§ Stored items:
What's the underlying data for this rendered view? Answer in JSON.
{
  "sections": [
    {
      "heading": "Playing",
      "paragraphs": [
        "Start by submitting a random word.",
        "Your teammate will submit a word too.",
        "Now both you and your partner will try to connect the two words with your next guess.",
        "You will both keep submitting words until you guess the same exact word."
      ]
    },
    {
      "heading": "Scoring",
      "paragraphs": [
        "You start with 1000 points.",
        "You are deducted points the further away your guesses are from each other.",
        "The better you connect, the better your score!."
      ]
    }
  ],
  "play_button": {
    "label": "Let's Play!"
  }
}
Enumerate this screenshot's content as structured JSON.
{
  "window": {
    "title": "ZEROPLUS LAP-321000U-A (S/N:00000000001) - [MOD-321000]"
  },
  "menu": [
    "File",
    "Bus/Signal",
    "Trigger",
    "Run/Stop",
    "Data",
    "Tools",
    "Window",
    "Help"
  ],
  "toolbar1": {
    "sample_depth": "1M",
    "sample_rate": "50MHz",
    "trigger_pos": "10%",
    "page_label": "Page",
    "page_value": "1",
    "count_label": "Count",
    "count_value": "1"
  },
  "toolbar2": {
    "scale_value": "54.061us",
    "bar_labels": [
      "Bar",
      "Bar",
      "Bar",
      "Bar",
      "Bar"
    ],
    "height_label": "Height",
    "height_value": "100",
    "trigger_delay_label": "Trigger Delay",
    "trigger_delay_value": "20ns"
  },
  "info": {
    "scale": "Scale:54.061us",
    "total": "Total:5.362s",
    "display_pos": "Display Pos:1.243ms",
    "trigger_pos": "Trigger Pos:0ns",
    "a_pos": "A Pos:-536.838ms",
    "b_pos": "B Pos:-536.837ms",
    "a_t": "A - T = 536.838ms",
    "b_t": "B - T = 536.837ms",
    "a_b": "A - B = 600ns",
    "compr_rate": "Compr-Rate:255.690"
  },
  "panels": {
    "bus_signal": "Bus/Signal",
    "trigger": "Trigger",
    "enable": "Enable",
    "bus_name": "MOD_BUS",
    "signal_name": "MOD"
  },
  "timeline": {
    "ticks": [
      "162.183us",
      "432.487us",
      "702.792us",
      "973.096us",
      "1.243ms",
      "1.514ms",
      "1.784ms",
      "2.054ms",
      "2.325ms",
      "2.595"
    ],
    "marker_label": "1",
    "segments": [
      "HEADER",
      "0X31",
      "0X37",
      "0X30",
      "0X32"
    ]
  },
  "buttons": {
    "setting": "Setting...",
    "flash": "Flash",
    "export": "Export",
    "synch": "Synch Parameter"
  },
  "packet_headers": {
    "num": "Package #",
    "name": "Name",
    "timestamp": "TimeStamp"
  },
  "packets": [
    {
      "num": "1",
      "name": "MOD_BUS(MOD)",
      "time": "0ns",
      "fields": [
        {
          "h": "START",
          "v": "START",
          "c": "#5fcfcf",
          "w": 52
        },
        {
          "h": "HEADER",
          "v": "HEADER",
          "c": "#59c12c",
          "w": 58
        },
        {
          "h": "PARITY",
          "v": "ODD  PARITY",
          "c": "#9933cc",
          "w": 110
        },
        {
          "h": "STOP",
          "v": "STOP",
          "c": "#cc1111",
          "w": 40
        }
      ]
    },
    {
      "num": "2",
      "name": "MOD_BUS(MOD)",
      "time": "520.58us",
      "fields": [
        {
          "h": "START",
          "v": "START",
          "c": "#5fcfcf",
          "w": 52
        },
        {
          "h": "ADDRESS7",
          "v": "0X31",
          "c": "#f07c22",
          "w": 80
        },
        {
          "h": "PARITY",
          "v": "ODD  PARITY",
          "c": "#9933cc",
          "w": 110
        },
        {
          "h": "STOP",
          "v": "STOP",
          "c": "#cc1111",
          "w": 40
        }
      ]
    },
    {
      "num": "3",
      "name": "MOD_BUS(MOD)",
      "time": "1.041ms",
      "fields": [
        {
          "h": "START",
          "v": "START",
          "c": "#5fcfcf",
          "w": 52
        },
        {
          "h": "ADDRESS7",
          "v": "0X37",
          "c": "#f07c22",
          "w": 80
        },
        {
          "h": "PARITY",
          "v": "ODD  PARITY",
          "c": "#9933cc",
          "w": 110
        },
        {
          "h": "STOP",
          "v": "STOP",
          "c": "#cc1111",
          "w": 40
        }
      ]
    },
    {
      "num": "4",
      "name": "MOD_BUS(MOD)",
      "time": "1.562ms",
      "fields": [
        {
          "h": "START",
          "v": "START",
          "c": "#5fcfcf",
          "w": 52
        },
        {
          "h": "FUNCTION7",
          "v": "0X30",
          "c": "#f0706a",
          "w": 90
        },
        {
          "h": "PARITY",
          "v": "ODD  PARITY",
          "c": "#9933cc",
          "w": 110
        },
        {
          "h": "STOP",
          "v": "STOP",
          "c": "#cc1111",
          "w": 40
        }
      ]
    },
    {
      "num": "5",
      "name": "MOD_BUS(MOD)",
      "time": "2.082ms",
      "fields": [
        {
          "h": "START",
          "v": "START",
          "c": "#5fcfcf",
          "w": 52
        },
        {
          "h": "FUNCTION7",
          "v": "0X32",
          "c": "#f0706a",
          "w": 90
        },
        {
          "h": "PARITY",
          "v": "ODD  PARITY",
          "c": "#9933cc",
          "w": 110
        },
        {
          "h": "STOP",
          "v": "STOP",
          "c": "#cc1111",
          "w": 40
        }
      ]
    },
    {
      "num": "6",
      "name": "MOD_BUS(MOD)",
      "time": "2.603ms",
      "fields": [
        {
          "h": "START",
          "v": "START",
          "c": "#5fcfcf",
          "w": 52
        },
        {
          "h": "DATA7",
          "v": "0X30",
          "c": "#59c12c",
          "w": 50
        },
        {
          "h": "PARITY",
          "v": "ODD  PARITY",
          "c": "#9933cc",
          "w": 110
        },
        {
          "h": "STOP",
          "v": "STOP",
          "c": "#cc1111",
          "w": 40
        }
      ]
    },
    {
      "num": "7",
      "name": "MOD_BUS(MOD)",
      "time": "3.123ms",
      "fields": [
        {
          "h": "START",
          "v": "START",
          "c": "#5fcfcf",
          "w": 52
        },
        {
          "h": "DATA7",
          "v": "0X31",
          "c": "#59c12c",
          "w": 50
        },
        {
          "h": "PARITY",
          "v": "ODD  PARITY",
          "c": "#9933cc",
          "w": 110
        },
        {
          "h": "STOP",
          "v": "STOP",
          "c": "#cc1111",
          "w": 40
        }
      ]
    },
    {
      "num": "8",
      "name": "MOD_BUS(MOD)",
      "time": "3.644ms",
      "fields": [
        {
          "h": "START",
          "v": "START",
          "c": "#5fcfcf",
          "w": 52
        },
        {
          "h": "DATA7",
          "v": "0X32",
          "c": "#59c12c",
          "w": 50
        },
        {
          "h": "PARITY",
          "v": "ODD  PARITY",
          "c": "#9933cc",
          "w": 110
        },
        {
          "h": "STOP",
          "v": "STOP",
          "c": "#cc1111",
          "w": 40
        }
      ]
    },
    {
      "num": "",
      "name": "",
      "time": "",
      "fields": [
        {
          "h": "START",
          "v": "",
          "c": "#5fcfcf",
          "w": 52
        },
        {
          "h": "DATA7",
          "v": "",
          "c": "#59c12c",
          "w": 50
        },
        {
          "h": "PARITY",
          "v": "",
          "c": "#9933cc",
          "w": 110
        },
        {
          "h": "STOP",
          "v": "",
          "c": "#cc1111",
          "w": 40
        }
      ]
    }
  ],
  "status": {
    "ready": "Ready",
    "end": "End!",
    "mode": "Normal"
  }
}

§ What this task involves:
Hand back the material above in full, exactly as written.

§ Worked answer:
What's the underlying data for this rendered view? Answer in JSON.
{
  "sections": [
    {
      "heading": "Playing",
      "paragraphs": [
        "Start by submitting a random word.",
        "Your teammate will submit a word too.",
        "Now both you and your partner will try to connect the two words with your next guess.",
        "You will both keep submitting words until you guess the same exact word."
      ]
    },
    {
      "heading": "Scoring",
      "paragraphs": [
        "You start with 1000 points.",
        "You are deducted points the further away your guesses are from each other.",
        "The better you connect, the better your score!."
      ]
    }
  ],
  "play_button": {
    "label": "Let's Play!"
  }
}
Enumerate this screenshot's content as structured JSON.
{
  "window": {
    "title": "ZEROPLUS LAP-321000U-A (S/N:00000000001) - [MOD-321000]"
  },
  "menu": [
    "File",
    "Bus/Signal",
    "Trigger",
    "Run/Stop",
    "Data",
    "Tools",
    "Window",
    "Help"
  ],
  "toolbar1": {
    "sample_depth": "1M",
    "sample_rate": "50MHz",
    "trigger_pos": "10%",
    "page_label": "Page",
    "page_value": "1",
    "count_label": "Count",
    "count_value": "1"
  },
  "toolbar2": {
    "scale_value": "54.061us",
    "bar_labels": [
      "Bar",
      "Bar",
      "Bar",
      "Bar",
      "Bar"
    ],
    "height_label": "Height",
    "height_value": "100",
    "trigger_delay_label": "Trigger Delay",
    "trigger_delay_value": "20ns"
  },
  "info": {
    "scale": "Scale:54.061us",
    "total": "Total:5.362s",
    "display_pos": "Display Pos:1.243ms",
    "trigger_pos": "Trigger Pos:0ns",
    "a_pos": "A Pos:-536.838ms",
    "b_pos": "B Pos:-536.837ms",
    "a_t": "A - T = 536.838ms",
    "b_t": "B - T = 536.837ms",
    "a_b": "A - B = 600ns",
    "compr_rate": "Compr-Rate:255.690"
  },
  "panels": {
    "bus_signal": "Bus/Signal",
    "trigger": "Trigger",
    "enable": "Enable",
    "bus_name": "MOD_BUS",
    "signal_name": "MOD"
  },
  "timeline": {
    "ticks": [
      "162.183us",
      "432.487us",
      "702.792us",
      "973.096us",
      "1.243ms",
      "1.514ms",
      "1.784ms",
      "2.054ms",
      "2.325ms",
      "2.595"
    ],
    "marker_label": "1",
    "segments": [
      "HEADER",
      "0X31",
      "0X37",
      "0X30",
      "0X32"
    ]
  },
  "buttons": {
    "setting": "Setting...",
    "flash": "Flash",
    "export": "Export",
    "synch": "Synch Parameter"
  },
  "packet_headers": {
    "num": "Package #",
    "name": "Name",
    "timestamp": "TimeStamp"
  },
  "packets": [
    {
      "num": "1",
      "name": "MOD_BUS(MOD)",
      "time": "0ns",
      "fields": [
        {
          "h": "START",
          "v": "START",
          "c": "#5fcfcf",
          "w": 52
        },
        {
          "h": "HEADER",
          "v": "HEADER",
          "c": "#59c12c",
          "w": 58
        },
        {
          "h": "PARITY",
          "v": "ODD  PARITY",
          "c": "#9933cc",
          "w": 110
        },
        {
          "h": "STOP",
          "v": "STOP",
          "c": "#cc1111",
          "w": 40
        }
      ]
    },
    {
      "num": "2",
      "name": "MOD_BUS(MOD)",
      "time": "520.58us",
      "fields": [
        {
          "h": "START",
          "v": "START",
          "c": "#5fcfcf",
          "w": 52
        },
        {
          "h": "ADDRESS7",
          "v": "0X31",
          "c": "#f07c22",
          "w": 80
        },
        {
          "h": "PARITY",
          "v": "ODD  PARITY",
          "c": "#9933cc",
          "w": 110
        },
        {
          "h": "STOP",
          "v": "STOP",
          "c": "#cc1111",
          "w": 40
        }
      ]
    },
    {
      "num": "3",
      "name": "MOD_BUS(MOD)",
      "time": "1.041ms",
      "fields": [
        {
          "h": "START",
          "v": "START",
          "c": "#5fcfcf",
          "w": 52
        },
        {
          "h": "ADDRESS7",
          "v": "0X37",
          "c": "#f07c22",
          "w": 80
        },
        {
          "h": "PARITY",
          "v": "ODD  PARITY",
          "c": "#9933cc",
          "w": 110
        },
        {
          "h": "STOP",
          "v": "STOP",
          "c": "#cc1111",
          "w": 40
        }
      ]
    },
    {
      "num": "4",
      "name": "MOD_BUS(MOD)",
      "time": "1.562ms",
      "fields": [
        {
          "h": "START",
          "v": "START",
          "c": "#5fcfcf",
          "w": 52
        },
        {
          "h": "FUNCTION7",
          "v": "0X30",
          "c": "#f0706a",
          "w": 90
        },
        {
          "h": "PARITY",
          "v": "ODD  PARITY",
          "c": "#9933cc",
          "w": 110
        },
        {
          "h": "STOP",
          "v": "STOP",
          "c": "#cc1111",
          "w": 40
        }
      ]
    },
    {
      "num": "5",
      "name": "MOD_BUS(MOD)",
      "time": "2.082ms",
      "fields": [
        {
          "h": "START",
          "v": "START",
          "c": "#5fcfcf",
          "w": 52
        },
        {
          "h": "FUNCTION7",
          "v": "0X32",
          "c": "#f0706a",
          "w": 90
        },
        {
          "h": "PARITY",
          "v": "ODD  PARITY",
          "c": "#9933cc",
          "w": 110
        },
        {
          "h": "STOP",
          "v": "STOP",
          "c": "#cc1111",
          "w": 40
        }
      ]
    },
    {
      "num": "6",
      "name": "MOD_BUS(MOD)",
      "time": "2.603ms",
      "fields": [
        {
          "h": "START",
          "v": "START",
          "c": "#5fcfcf",
          "w": 52
        },
        {
          "h": "DATA7",
          "v": "0X30",
          "c": "#59c12c",
          "w": 50
        },
        {
          "h": "PARITY",
          "v": "ODD  PARITY",
          "c": "#9933cc",
          "w": 110
        },
        {
          "h": "STOP",
          "v": "STOP",
          "c": "#cc1111",
          "w": 40
        }
      ]
    },
    {
      "num": "7",
      "name": "MOD_BUS(MOD)",
      "time": "3.123ms",
      "fields": [
        {
          "h": "START",
          "v": "START",
          "c": "#5fcfcf",
          "w": 52
        },
        {
          "h": "DATA7",
          "v": "0X31",
          "c": "#59c12c",
          "w": 50
        },
        {
          "h": "PARITY",
          "v": "ODD  PARITY",
          "c": "#9933cc",
          "w": 110
        },
        {
          "h": "STOP",
          "v": "STOP",
          "c": "#cc1111",
          "w": 40
        }
      ]
    },
    {
      "num": "8",
      "name": "MOD_BUS(MOD)",
      "time": "3.644ms",
      "fields": [
        {
          "h": "START",
          "v": "START",
          "c": "#5fcfcf",
          "w": 52
        },
        {
          "h": "DATA7",
          "v": "0X32",
          "c": "#59c12c",
          "w": 50
        },
        {
          "h": "PARITY",
          "v": "ODD  PARITY",
          "c": "#9933cc",
          "w": 110
        },
        {
          "h": "STOP",
          "v": "STOP",
          "c": "#cc1111",
          "w": 40
        }
      ]
    },
    {
      "num": "",
      "name": "",
      "time": "",
      "fields": [
        {
          "h": "START",
          "v": "",
          "c": "#5fcfcf",
          "w": 52
        },
        {
          "h": "DATA7",
          "v": "",
          "c": "#59c12c",
          "w": 50
        },
        {
          "h": "PARITY",
          "v": "",
          "c": "#9933cc",
          "w": 110
        },
        {
          "h": "STOP",
          "v": "",
          "c": "#cc1111",
          "w": 40
        }
      ]
    }
  ],
  "status": {
    "ready": "Ready",
    "end": "End!",
    "mode": "Normal"
  }
}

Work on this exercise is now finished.